Make an exact copy of the entries below.

>> start Material provided

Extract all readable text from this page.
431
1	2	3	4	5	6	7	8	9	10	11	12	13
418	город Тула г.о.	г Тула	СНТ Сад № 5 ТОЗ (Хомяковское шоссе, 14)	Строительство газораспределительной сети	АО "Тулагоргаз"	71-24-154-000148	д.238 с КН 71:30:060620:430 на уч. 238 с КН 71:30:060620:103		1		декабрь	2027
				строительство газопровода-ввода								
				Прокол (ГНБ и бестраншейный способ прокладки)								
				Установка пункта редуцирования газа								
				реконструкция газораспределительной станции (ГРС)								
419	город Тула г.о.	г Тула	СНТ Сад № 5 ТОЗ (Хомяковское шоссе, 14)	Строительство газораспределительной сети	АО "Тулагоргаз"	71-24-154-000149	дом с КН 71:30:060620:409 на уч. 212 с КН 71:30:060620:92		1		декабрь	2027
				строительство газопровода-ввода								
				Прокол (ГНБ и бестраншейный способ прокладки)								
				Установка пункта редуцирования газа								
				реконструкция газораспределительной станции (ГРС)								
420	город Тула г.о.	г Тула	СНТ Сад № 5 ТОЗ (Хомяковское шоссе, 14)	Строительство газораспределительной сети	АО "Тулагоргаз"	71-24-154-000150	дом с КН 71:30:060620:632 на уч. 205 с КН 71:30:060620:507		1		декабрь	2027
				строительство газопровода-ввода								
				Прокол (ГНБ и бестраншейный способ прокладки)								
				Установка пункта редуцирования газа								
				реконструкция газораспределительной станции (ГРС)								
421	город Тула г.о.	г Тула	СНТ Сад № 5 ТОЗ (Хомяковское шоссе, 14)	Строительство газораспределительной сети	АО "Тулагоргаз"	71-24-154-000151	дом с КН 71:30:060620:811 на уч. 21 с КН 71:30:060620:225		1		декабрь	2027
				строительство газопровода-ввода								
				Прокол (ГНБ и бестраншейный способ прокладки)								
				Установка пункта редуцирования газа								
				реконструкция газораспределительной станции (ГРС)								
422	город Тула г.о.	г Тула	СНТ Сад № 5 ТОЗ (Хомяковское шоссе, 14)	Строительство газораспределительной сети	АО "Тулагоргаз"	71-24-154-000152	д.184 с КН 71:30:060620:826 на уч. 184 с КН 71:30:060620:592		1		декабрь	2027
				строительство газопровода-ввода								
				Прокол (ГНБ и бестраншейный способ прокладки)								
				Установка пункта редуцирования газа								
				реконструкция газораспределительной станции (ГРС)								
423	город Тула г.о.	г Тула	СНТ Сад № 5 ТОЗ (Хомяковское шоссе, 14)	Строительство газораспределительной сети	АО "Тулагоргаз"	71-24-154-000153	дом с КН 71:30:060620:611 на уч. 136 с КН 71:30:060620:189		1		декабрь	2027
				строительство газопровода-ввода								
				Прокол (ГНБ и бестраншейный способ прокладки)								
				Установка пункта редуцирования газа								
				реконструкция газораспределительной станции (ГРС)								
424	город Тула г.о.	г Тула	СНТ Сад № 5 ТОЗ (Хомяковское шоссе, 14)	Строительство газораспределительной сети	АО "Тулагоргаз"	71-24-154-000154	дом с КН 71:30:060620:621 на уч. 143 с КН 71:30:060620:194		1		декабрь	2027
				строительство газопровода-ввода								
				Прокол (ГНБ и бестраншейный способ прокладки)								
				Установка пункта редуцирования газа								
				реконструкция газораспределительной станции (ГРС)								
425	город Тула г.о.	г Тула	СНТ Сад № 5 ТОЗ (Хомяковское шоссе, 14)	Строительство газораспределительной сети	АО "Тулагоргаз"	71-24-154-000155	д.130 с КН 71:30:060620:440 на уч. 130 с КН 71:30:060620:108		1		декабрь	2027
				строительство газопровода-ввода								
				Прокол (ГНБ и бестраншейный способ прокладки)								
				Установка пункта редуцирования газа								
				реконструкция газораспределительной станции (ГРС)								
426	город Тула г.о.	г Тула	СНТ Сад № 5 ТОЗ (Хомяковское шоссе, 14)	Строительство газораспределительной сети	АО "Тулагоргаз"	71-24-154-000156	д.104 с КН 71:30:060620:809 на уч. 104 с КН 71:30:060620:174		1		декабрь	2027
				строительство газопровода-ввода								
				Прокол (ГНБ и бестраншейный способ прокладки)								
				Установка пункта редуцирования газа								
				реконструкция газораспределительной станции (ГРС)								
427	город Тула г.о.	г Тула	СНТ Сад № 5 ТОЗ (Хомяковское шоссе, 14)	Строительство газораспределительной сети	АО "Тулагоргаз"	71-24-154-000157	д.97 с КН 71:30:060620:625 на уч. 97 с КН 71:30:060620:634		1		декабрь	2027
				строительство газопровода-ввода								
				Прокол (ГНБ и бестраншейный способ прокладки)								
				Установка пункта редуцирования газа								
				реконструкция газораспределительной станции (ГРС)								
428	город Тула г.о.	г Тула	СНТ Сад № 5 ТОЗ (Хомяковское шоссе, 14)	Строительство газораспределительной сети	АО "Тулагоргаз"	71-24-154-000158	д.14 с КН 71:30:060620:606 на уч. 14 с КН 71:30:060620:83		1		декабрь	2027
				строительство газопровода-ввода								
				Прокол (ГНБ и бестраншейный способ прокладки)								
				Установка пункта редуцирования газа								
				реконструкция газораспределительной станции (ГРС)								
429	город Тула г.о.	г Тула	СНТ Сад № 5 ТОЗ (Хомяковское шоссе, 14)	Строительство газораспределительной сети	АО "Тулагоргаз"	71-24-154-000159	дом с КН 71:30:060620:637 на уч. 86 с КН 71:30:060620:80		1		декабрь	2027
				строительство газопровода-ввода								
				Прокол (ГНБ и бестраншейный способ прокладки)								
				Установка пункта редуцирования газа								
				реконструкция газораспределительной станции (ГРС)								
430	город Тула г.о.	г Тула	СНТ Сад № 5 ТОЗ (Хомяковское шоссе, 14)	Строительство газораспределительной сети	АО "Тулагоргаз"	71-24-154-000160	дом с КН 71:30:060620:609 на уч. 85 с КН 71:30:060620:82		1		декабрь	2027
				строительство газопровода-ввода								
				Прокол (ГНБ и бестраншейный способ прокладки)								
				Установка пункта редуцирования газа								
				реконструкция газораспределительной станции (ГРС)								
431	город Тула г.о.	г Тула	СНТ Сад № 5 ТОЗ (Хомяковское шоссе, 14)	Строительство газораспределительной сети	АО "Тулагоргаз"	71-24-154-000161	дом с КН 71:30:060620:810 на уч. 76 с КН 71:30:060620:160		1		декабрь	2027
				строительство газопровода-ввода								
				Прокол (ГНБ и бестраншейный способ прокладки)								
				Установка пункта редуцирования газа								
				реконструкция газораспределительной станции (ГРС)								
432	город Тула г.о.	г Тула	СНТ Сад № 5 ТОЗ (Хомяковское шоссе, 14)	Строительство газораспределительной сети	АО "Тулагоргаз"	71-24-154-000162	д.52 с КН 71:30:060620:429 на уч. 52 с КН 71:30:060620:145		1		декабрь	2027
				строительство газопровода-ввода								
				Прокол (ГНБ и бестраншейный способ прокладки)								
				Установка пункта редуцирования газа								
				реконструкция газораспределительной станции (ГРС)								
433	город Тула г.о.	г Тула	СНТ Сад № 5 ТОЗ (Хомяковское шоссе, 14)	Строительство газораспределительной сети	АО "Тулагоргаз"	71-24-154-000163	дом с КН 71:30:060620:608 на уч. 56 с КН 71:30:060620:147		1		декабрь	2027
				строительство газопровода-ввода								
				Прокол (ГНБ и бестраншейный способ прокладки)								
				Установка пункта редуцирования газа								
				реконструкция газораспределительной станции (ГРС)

>> end Material provided

* _Response for this exercise_:
Extract all readable text from this page.
431
1	2	3	4	5	6	7	8	9	10	11	12	13
418	город Тула г.о.	г Тула	СНТ Сад № 5 ТОЗ (Хомяковское шоссе, 14)	Строительство газораспределительной сети	АО "Тулагоргаз"	71-24-154-000148	д.238 с КН 71:30:060620:430 на уч. 238 с КН 71:30:060620:103		1		декабрь	2027
				строительство газопровода-ввода								
				Прокол (ГНБ и бестраншейный способ прокладки)								
				Установка пункта редуцирования газа								
				реконструкция газораспределительной станции (ГРС)								
419	город Тула г.о.	г Тула	СНТ Сад № 5 ТОЗ (Хомяковское шоссе, 14)	Строительство газораспределительной сети	АО "Тулагоргаз"	71-24-154-000149	дом с КН 71:30:060620:409 на уч. 212 с КН 71:30:060620:92		1		декабрь	2027
				строительство газопровода-ввода								
				Прокол (ГНБ и бестраншейный способ прокладки)								
				Установка пункта редуцирования газа								
				реконструкция газораспределительной станции (ГРС)								
420	город Тула г.о.	г Тула	СНТ Сад № 5 ТОЗ (Хомяковское шоссе, 14)	Строительство газораспределительной сети	АО "Тулагоргаз"	71-24-154-000150	дом с КН 71:30:060620:632 на уч. 205 с КН 71:30:060620:507		1		декабрь	2027
				строительство газопровода-ввода								
				Прокол (ГНБ и бестраншейный способ прокладки)								
				Установка пункта редуцирования газа								
				реконструкция газораспределительной станции (ГРС)								
421	город Тула г.о.	г Тула	СНТ Сад № 5 ТОЗ (Хомяковское шоссе, 14)	Строительство газораспределительной сети	АО "Тулагоргаз"	71-24-154-000151	дом с КН 71:30:060620:811 на уч. 21 с КН 71:30:060620:225		1		декабрь	2027
				строительство газопровода-ввода								
				Прокол (ГНБ и бестраншейный способ прокладки)								
				Установка пункта редуцирования газа								
				реконструкция газораспределительной станции (ГРС)								
422	город Тула г.о.	г Тула	СНТ Сад № 5 ТОЗ (Хомяковское шоссе, 14)	Строительство газораспределительной сети	АО "Тулагоргаз"	71-24-154-000152	д.184 с КН 71:30:060620:826 на уч. 184 с КН 71:30:060620:592		1		декабрь	2027
				строительство газопровода-ввода								
				Прокол (ГНБ и бестраншейный способ прокладки)								
				Установка пункта редуцирования газа								
				реконструкция газораспределительной станции (ГРС)								
423	город Тула г.о.	г Тула	СНТ Сад № 5 ТОЗ (Хомяковское шоссе, 14)	Строительство газораспределительной сети	АО "Тулагоргаз"	71-24-154-000153	дом с КН 71:30:060620:611 на уч. 136 с КН 71:30:060620:189		1		декабрь	2027
				строительство газопровода-ввода								
				Прокол (ГНБ и бестраншейный способ прокладки)								
				Установка пункта редуцирования газа								
				реконструкция газораспределительной станции (ГРС)								
424	город Тула г.о.	г Тула	СНТ Сад № 5 ТОЗ (Хомяковское шоссе, 14)	Строительство газораспределительной сети	АО "Тулагоргаз"	71-24-154-000154	дом с КН 71:30:060620:621 на уч. 143 с КН 71:30:060620:194		1		декабрь	2027
				строительство газопровода-ввода								
				Прокол (ГНБ и бестраншейный способ прокладки)								
				Установка пункта редуцирования газа								
				реконструкция газораспределительной станции (ГРС)								
425	город Тула г.о.	г Тула	СНТ Сад № 5 ТОЗ (Хомяковское шоссе, 14)	Строительство газораспределительной сети	АО "Тулагоргаз"	71-24-154-000155	д.130 с КН 71:30:060620:440 на уч. 130 с КН 71:30:060620:108		1		декабрь	2027
				строительство газопровода-ввода								
				Прокол (ГНБ и бестраншейный способ прокладки)								
				Установка пункта редуцирования газа								
				реконструкция газораспределительной станции (ГРС)								
426	город Тула г.о.	г Тула	СНТ Сад № 5 ТОЗ (Хомяковское шоссе, 14)	Строительство газораспределительной сети	АО "Тулагоргаз"	71-24-154-000156	д.104 с КН 71:30:060620:809 на уч. 104 с КН 71:30:060620:174		1		декабрь	2027
				строительство газопровода-ввода								
				Прокол (ГНБ и бестраншейный способ прокладки)								
				Установка пункта редуцирования газа								
				реконструкция газораспределительной станции (ГРС)								
427	город Тула г.о.	г Тула	СНТ Сад № 5 ТОЗ (Хомяковское шоссе, 14)	Строительство газораспределительной сети	АО "Тулагоргаз"	71-24-154-000157	д.97 с КН 71:30:060620:625 на уч. 97 с КН 71:30:060620:634		1		декабрь	2027
				строительство газопровода-ввода								
				Прокол (ГНБ и бестраншейный способ прокладки)								
				Установка пункта редуцирования газа								
				реконструкция газораспределительной станции (ГРС)								
428	город Тула г.о.	г Тула	СНТ Сад № 5 ТОЗ (Хомяковское шоссе, 14)	Строительство газораспределительной сети	АО "Тулагоргаз"	71-24-154-000158	д.14 с КН 71:30:060620:606 на уч. 14 с КН 71:30:060620:83		1		декабрь	2027
				строительство газопровода-ввода								
				Прокол (ГНБ и бестраншейный способ прокладки)								
				Установка пункта редуцирования газа								
				реконструкция газораспределительной станции (ГРС)								
429	город Тула г.о.	г Тула	СНТ Сад № 5 ТОЗ (Хомяковское шоссе, 14)	Строительство газораспределительной сети	АО "Тулагоргаз"	71-24-154-000159	дом с КН 71:30:060620:637 на уч. 86 с КН 71:30:060620:80		1		декабрь	2027
				строительство газопровода-ввода								
				Прокол (ГНБ и бестраншейный способ прокладки)								
				Установка пункта редуцирования газа								
				реконструкция газораспределительной станции (ГРС)								
430	город Тула г.о.	г Тула	СНТ Сад № 5 ТОЗ (Хомяковское шоссе, 14)	Строительство газораспределительной сети	АО "Тулагоргаз"	71-24-154-000160	дом с КН 71:30:060620:609 на уч. 85 с КН 71:30:060620:82		1		декабрь	2027
				строительство газопровода-ввода								
				Прокол (ГНБ и бестраншейный способ прокладки)								
				Установка пункта редуцирования газа								
				реконструкция газораспределительной станции (ГРС)								
431	город Тула г.о.	г Тула	СНТ Сад № 5 ТОЗ (Хомяковское шоссе, 14)	Строительство газораспределительной сети	АО "Тулагоргаз"	71-24-154-000161	дом с КН 71:30:060620:810 на уч. 76 с КН 71:30:060620:160		1		декабрь	2027
				строительство газопровода-ввода								
				Прокол (ГНБ и бестраншейный способ прокладки)								
				Установка пункта редуцирования газа								
				реконструкция газораспределительной станции (ГРС)								
432	город Тула г.о.	г Тула	СНТ Сад № 5 ТОЗ (Хомяковское шоссе, 14)	Строительство газораспределительной сети	АО "Тулагоргаз"	71-24-154-000162	д.52 с КН 71:30:060620:429 на уч. 52 с КН 71:30:060620:145		1		декабрь	2027
				строительство газопровода-ввода								
				Прокол (ГНБ и бестраншейный способ прокладки)								
				Установка пункта редуцирования газа								
				реконструкция газораспределительной станции (ГРС)								
433	город Тула г.о.	г Тула	СНТ Сад № 5 ТОЗ (Хомяковское шоссе, 14)	Строительство газораспределительной сети	АО "Тулагоргаз"	71-24-154-000163	дом с КН 71:30:060620:608 на уч. 56 с КН 71:30:060620:147		1		декабрь	2027
				строительство газопровода-ввода								
				Прокол (ГНБ и бестраншейный способ прокладки)								
				Установка пункта редуцирования газа								
				реконструкция газораспределительной станции (ГРС)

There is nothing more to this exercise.